**Stated goal:** Sort through the data and copy the lines holding the word "ocity".

------ Data entries ------

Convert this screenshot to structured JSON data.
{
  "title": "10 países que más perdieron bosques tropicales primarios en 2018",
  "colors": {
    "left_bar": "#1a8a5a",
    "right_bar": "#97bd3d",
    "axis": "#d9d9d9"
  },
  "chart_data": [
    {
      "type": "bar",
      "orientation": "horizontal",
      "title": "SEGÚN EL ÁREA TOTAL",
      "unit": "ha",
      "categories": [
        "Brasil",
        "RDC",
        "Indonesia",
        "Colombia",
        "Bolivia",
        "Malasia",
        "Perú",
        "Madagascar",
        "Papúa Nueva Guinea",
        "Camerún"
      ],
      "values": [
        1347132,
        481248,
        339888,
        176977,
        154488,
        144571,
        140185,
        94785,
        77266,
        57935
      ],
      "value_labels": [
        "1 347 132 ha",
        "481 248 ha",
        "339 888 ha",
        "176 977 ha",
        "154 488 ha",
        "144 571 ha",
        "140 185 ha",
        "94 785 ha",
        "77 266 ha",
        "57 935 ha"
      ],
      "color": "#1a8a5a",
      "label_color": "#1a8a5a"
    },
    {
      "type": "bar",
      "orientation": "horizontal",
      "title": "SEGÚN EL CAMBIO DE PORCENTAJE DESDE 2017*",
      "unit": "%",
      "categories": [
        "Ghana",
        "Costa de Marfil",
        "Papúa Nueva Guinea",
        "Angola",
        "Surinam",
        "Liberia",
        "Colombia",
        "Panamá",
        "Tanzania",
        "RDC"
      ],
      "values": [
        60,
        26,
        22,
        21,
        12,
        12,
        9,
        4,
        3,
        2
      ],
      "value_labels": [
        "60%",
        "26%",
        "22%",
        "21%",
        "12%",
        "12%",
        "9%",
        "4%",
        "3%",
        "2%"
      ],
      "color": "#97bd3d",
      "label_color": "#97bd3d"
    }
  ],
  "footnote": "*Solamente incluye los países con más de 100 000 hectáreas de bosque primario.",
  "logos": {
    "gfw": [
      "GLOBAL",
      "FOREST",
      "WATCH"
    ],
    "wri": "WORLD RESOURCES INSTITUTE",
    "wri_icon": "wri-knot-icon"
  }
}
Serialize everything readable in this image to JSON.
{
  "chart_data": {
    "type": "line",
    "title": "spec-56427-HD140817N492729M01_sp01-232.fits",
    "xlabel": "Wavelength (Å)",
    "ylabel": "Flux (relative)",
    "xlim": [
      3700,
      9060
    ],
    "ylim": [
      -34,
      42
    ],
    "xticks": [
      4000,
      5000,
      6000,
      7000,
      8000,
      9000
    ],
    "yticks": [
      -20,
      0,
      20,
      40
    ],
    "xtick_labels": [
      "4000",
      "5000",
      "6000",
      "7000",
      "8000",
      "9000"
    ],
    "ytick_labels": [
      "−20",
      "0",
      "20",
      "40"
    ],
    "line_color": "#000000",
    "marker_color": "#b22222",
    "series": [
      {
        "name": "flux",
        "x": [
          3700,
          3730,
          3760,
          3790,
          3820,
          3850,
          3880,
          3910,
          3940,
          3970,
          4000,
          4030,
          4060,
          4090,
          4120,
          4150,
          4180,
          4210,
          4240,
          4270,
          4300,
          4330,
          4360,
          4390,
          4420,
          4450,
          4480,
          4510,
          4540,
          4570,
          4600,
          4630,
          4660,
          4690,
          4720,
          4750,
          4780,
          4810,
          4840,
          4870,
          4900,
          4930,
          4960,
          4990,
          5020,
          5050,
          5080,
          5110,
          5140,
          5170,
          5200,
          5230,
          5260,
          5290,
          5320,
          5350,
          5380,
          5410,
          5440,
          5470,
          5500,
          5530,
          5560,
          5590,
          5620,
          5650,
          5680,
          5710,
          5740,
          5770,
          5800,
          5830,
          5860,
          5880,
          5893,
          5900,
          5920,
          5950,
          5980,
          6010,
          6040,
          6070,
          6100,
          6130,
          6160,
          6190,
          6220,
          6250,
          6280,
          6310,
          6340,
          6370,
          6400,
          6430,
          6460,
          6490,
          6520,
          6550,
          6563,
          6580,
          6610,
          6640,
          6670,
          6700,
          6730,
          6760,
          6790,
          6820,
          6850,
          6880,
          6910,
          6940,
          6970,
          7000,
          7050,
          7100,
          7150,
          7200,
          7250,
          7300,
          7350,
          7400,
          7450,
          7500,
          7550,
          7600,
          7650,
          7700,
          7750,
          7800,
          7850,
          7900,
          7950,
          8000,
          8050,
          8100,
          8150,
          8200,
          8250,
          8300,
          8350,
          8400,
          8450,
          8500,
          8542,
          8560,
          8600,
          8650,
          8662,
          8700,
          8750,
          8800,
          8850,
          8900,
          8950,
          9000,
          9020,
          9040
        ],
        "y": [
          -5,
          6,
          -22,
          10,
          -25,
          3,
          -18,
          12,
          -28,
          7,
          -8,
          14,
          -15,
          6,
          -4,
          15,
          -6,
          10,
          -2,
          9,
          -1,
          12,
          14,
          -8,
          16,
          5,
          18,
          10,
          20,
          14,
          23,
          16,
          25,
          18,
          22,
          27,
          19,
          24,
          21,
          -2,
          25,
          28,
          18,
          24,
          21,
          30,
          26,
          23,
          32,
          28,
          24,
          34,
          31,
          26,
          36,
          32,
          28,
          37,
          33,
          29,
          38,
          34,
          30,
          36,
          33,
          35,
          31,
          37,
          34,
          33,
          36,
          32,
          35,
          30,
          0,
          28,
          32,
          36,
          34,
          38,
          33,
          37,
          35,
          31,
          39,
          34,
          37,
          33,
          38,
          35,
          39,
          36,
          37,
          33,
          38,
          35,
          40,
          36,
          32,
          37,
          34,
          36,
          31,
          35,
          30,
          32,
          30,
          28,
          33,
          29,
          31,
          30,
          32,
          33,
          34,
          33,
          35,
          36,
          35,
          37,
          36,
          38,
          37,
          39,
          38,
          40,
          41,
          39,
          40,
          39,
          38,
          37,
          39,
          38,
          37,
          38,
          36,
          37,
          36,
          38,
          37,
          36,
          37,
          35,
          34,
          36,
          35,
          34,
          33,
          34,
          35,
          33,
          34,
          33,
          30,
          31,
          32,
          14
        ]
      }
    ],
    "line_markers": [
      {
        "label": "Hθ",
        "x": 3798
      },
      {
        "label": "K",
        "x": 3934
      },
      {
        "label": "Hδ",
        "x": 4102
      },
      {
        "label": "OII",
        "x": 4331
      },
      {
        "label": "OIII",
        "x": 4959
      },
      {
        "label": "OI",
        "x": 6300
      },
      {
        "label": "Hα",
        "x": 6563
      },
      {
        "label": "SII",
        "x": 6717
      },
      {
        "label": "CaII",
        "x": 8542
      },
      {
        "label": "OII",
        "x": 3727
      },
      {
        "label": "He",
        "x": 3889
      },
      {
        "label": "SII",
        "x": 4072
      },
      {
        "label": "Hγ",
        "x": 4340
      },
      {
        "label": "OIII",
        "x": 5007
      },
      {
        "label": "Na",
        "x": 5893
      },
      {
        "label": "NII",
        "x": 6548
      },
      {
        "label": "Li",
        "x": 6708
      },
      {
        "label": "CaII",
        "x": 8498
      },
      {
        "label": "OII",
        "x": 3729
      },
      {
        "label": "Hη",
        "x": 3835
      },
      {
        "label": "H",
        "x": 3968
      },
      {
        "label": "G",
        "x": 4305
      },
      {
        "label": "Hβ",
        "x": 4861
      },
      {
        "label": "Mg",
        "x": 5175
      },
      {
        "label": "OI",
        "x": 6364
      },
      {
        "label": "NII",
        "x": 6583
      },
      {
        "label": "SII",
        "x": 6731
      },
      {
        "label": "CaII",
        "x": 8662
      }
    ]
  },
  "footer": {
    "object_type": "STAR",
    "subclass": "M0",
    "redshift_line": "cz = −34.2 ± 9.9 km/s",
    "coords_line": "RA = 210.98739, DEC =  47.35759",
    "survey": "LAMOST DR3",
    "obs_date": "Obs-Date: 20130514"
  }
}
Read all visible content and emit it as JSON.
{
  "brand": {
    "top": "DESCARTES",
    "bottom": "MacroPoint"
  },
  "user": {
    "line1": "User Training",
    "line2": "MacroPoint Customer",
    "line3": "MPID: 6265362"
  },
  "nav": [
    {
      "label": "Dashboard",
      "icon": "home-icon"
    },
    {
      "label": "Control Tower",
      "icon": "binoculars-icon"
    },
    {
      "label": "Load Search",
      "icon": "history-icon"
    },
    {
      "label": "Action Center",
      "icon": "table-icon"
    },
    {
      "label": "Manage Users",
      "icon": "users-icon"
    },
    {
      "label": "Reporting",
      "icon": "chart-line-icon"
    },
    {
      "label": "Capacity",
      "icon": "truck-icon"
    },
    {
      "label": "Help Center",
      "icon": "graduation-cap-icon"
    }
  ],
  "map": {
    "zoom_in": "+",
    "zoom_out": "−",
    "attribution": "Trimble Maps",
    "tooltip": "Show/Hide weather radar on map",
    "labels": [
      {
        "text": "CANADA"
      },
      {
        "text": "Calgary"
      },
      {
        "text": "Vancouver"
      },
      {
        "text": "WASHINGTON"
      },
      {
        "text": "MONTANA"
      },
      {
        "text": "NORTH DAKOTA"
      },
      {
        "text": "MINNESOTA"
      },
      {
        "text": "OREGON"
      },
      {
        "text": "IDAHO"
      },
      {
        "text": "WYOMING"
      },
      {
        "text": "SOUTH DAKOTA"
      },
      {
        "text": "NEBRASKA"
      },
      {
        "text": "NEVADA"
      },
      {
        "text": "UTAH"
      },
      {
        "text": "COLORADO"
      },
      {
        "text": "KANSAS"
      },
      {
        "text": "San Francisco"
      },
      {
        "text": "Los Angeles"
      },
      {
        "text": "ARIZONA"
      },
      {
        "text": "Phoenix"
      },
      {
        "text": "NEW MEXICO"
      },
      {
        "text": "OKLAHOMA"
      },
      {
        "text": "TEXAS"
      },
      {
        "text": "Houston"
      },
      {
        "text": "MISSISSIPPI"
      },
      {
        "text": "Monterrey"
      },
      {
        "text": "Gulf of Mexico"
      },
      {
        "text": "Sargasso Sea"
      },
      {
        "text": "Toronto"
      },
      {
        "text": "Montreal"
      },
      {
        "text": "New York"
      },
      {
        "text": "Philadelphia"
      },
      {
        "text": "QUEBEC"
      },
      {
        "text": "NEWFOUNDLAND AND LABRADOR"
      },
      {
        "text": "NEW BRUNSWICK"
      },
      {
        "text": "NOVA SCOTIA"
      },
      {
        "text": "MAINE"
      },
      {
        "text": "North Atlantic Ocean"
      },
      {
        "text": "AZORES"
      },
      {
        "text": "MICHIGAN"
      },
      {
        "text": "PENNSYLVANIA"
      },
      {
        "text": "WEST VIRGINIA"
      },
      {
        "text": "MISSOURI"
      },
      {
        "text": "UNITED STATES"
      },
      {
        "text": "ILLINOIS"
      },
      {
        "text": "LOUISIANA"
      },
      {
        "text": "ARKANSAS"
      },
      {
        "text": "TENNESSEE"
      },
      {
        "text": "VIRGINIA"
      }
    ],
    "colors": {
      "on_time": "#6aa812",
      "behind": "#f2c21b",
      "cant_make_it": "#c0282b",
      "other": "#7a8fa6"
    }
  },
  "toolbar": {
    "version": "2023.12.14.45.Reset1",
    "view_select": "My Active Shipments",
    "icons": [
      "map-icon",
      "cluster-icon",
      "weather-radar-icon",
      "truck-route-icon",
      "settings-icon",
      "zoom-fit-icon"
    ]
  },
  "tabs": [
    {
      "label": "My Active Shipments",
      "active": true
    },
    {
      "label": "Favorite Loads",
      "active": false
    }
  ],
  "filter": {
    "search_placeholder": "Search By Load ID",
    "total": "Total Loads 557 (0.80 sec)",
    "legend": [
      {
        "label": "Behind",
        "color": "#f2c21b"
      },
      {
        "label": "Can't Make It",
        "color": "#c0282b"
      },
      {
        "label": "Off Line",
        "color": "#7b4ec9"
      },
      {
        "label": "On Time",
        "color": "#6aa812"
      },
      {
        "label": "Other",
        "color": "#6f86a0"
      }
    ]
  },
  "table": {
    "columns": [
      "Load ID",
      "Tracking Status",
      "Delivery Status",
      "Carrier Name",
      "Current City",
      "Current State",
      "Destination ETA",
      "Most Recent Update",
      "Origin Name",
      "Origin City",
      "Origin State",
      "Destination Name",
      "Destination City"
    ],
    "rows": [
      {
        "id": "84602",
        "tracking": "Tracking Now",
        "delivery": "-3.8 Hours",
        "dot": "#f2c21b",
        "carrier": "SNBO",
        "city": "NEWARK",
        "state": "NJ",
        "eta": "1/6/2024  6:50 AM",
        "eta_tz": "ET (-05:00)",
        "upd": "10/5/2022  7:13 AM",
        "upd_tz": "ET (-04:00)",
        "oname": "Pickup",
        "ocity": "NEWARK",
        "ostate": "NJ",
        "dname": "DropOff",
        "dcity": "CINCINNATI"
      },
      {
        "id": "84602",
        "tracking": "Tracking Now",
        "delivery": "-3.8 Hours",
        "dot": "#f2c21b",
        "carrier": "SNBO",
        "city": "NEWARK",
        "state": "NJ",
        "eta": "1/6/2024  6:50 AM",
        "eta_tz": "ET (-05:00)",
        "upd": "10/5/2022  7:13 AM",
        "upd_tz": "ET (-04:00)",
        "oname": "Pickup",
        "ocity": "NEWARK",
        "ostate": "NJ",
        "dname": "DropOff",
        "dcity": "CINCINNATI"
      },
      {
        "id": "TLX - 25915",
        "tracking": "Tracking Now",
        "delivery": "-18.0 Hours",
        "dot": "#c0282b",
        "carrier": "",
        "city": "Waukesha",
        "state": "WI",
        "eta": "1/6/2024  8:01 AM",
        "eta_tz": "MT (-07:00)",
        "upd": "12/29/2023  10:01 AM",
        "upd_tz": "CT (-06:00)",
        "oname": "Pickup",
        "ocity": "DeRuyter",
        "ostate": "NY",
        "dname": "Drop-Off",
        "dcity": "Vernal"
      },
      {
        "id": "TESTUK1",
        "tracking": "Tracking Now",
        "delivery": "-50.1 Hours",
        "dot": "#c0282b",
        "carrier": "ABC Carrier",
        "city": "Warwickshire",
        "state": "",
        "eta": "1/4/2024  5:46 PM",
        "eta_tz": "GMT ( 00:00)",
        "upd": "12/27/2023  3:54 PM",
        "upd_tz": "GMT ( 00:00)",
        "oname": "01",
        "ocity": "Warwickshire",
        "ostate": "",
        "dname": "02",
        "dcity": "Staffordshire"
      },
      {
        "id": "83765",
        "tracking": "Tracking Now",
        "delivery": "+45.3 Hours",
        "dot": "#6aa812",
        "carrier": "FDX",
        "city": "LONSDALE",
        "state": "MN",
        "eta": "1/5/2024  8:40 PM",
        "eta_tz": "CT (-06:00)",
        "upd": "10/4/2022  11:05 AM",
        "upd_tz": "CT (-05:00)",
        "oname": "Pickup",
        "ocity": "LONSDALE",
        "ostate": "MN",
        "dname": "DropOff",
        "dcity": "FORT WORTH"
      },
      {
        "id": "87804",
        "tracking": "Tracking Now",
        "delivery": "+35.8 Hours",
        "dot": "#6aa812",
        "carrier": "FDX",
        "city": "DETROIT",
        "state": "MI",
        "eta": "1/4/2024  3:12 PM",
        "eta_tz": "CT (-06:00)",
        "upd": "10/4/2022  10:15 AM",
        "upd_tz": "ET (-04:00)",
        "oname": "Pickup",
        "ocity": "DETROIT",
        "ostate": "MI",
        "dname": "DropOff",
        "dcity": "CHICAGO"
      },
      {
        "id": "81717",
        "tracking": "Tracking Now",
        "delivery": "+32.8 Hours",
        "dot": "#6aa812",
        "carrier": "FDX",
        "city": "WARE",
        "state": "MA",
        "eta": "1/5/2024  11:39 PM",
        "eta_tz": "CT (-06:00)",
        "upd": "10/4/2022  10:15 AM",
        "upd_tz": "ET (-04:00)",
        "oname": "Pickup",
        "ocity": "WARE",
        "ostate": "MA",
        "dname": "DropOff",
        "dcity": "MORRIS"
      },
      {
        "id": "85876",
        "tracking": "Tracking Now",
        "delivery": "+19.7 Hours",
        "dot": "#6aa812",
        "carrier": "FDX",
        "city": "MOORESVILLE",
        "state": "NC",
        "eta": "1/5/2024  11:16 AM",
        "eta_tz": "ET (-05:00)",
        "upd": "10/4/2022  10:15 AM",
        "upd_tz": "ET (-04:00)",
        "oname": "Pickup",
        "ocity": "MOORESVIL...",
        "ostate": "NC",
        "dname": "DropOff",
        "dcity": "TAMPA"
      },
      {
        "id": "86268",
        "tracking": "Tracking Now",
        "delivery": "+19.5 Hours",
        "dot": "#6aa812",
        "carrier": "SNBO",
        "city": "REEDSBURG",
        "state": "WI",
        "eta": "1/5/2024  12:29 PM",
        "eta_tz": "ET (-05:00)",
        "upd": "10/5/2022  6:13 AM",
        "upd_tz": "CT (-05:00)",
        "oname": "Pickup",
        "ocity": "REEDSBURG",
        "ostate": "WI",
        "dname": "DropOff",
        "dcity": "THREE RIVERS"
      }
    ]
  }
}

------

**Written answer:**
        "ocity": "NEWARK",
        "ocity": "NEWARK",
        "ocity": "DeRuyter",
        "ocity": "Warwickshire",
        "ocity": "LONSDALE",
        "ocity": "DETROIT",
        "ocity": "WARE",
        "ocity": "MOORESVIL...",
        "ocity": "REEDSBURG",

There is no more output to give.